● **GOAL 1**
Transcribe the stretch from "2  Line 42.  Or does" through "5  Line 104.  ‘Inarimesque’ (Unger)." in the passage praising the speaker's homeland.
+---+
This is the home to which I would have you pass. — Not savage Thrace nor Libya gave me birth: — mild is the winter and cool the summer that rule the land: and soft the seas that with sluggish waves wash our shores. Peace with never a care is in our coasts, the calm of an untroubled life, unruffled ease, and sleep unbroken. No turmoil in our courts, no laws, sword-like, unsheathed to strike: our statutes spring from the heart of our people; Right rules alone without 141 rods or axes. And need I now praise the gorgeous scenes and decorations of that country; the temples, the squares disposed in endless porticoes; the twin massy theatres, this roofed, that open to the sky; or the quinquennial contests that rival the Capitoline festival; the shore, the freedom of Menander, in which the staidness of Rome mingles with the recklessness of Greece? All phases of life yield their delights on every hand, whether it be your pleasure to repair to steaming Baiae’s alluring beach, or to the haunted shrine of the inspired Sibyl. The cape that bears upon it for monument the Trojans’ oar: or the flowing vineyards of Bacchus-haunted Gaurus and the homes of the Teleboae, where the Pharus, to guide anxious mariner, uplifts a bacon bright as the nomad Queen of night; or to those Surrentine ridges, dear to sturdy Lyaeus, that Pollius, my friend, honours above all with his dwelling place; to the healing waters of Inarime5 or to Stabiae reborn. Must I rehearse to you the thousand charms of my country? No, it is enough, my wife, enough to say: ‘This is the land that bore me for thee, and bound me to thee for many a year. Surely it is worthy, then, to be mother and foster-mother to us both?’ But it were ingratitude to add reason to reason, and to doubt your heart. Dearest, you will come with me, aye, or e’en go before. Without me Tiber, king of Rivers, and the halls of armed Quirinus will have no charms for you.



FOOTNOTES

1  Line 1.  ‘Claudia résiste, parce qu’elle est femme, parce qu’elle aime la grande ville, le bruit des applaudissements, les couronnes aux jeux Pythiens, parce qu’elle jouit d’autant plus vivement de la gloire de son mari, qu’on dit dans le monde qu’elle n’y est pas étrangére.’ — Nisard.

2  Line 42.  Or does he mean by invidiam . . . tuam, ‘feared your frown’?

3  Line 49.   ‘questa et quam.’* The allusion is plainly to Laodamia, whose passionate grief at the departure of her husband to the wars suggests the comparison to a Maenad; so in the twenty-second book of the Iliad, when Andromache is beside herself for fear for Hector’s safety —

ως φαμένη μεγάροιο διέσσυτο μαινάδι ιση,
παλλοένη κραδίην. — ll. 460-1.

Ariadne’s case was very different, and a reference to her in this context would be infelicitous.

4  Line 60.  ‘et nunc illa sedet.’*

5  Line 104.  ‘Inarimesque’ (Unger).
+---+
● **GOAL 2**
Give the stretch of the stored data entries from their start through the line containing "x-tick-label: May — [263, 445, 288, 460]" as a JSON list of strings, one string per line and no blank lines, covering only those lines.

[Stored data entries]
+---+
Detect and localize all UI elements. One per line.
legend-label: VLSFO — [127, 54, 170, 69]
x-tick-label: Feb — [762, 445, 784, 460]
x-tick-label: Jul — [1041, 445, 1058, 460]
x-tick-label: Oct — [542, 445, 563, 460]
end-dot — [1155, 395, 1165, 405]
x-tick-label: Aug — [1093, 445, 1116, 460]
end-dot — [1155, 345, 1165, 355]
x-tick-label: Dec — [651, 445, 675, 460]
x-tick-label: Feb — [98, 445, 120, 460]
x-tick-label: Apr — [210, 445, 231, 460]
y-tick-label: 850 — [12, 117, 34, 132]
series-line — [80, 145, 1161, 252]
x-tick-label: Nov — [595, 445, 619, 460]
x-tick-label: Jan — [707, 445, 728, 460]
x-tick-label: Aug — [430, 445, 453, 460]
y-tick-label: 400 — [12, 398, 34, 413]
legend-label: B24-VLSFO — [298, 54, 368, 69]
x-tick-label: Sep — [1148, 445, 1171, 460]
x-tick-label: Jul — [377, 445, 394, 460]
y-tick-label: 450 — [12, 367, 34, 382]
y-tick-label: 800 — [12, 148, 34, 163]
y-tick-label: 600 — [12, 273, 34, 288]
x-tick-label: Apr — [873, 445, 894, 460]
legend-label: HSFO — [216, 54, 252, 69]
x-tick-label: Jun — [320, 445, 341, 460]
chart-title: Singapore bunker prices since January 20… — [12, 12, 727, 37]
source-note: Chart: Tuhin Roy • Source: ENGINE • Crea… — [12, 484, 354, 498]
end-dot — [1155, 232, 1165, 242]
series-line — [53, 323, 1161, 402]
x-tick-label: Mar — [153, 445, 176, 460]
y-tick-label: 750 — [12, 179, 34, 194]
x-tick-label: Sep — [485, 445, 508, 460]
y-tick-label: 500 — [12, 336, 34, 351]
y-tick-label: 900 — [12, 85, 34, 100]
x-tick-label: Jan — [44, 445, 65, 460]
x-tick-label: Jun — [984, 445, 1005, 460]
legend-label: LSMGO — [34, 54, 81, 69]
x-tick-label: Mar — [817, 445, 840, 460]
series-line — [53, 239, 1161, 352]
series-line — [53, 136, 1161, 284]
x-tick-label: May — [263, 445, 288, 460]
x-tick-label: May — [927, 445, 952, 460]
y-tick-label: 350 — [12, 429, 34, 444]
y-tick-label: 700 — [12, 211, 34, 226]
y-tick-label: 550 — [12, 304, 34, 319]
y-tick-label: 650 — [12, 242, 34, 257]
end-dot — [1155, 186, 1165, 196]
+---+
● **SOLUTION 1**
2  Line 42.  Or does he mean by invidiam . . . tuam, ‘feared your frown’?

3  Line 49.   ‘questa et quam.’* The allusion is plainly to Laodamia, whose passionate grief at the departure of her husband to the wars suggests the comparison to a Maenad; so in the twenty-second book of the Iliad, when Andromache is beside herself for fear for Hector’s safety —

ως φαμένη μεγάροιο διέσσυτο μαινάδι ιση,
παλλοένη κραδίην. — ll. 460-1.

Ariadne’s case was very different, and a reference to her in this context would be infelicitous.

4  Line 60.  ‘et nunc illa sedet.’*

5  Line 104.  ‘Inarimesque’ (Unger).

● **SOLUTION 2**
[
  "Detect and localize all UI elements. One per line.",
  "legend-label: VLSFO — [127, 54, 170, 69]",
  "x-tick-label: Feb — [762, 445, 784, 460]",
  "x-tick-label: Jul — [1041, 445, 1058, 460]",
  "x-tick-label: Oct — [542, 445, 563, 460]",
  "end-dot — [1155, 395, 1165, 405]",
  "x-tick-label: Aug — [1093, 445, 1116, 460]",
  "end-dot — [1155, 345, 1165, 355]",
  "x-tick-label: Dec — [651, 445, 675, 460]",
  "x-tick-label: Feb — [98, 445, 120, 460]",
  "x-tick-label: Apr — [210, 445, 231, 460]",
  "y-tick-label: 850 — [12, 117, 34, 132]",
  "series-line — [80, 145, 1161, 252]",
  "x-tick-label: Nov — [595, 445, 619, 460]",
  "x-tick-label: Jan — [707, 445, 728, 460]",
  "x-tick-label: Aug — [430, 445, 453, 460]",
  "y-tick-label: 400 — [12, 398, 34, 413]",
  "legend-label: B24-VLSFO — [298, 54, 368, 69]",
  "x-tick-label: Sep — [1148, 445, 1171, 460]",
  "x-tick-label: Jul — [377, 445, 394, 460]",
  "y-tick-label: 450 — [12, 367, 34, 382]",
  "y-tick-label: 800 — [12, 148, 34, 163]",
  "y-tick-label: 600 — [12, 273, 34, 288]",
  "x-tick-label: Apr — [873, 445, 894, 460]",
  "legend-label: HSFO — [216, 54, 252, 69]",
  "x-tick-label: Jun — [320, 445, 341, 460]",
  "chart-title: Singapore bunker prices since January 20… — [12, 12, 727, 37]",
  "source-note: Chart: Tuhin Roy • Source: ENGINE • Crea… — [12, 484, 354, 498]",
  "end-dot — [1155, 232, 1165, 242]",
  "series-line — [53, 323, 1161, 402]",
  "x-tick-label: Mar — [153, 445, 176, 460]",
  "y-tick-label: 750 — [12, 179, 34, 194]",
  "x-tick-label: Sep — [485, 445, 508, 460]",
  "y-tick-label: 500 — [12, 336, 34, 351]",
  "y-tick-label: 900 — [12, 85, 34, 100]",
  "x-tick-label: Jan — [44, 445, 65, 460]",
  "x-tick-label: Jun — [984, 445, 1005, 460]",
  "legend-label: LSMGO — [34, 54, 81, 69]",
  "x-tick-label: Mar — [817, 445, 840, 460]",
  "series-line — [53, 239, 1161, 352]",
  "series-line — [53, 136, 1161, 284]",
  "x-tick-label: May — [263, 445, 288, 460]"
]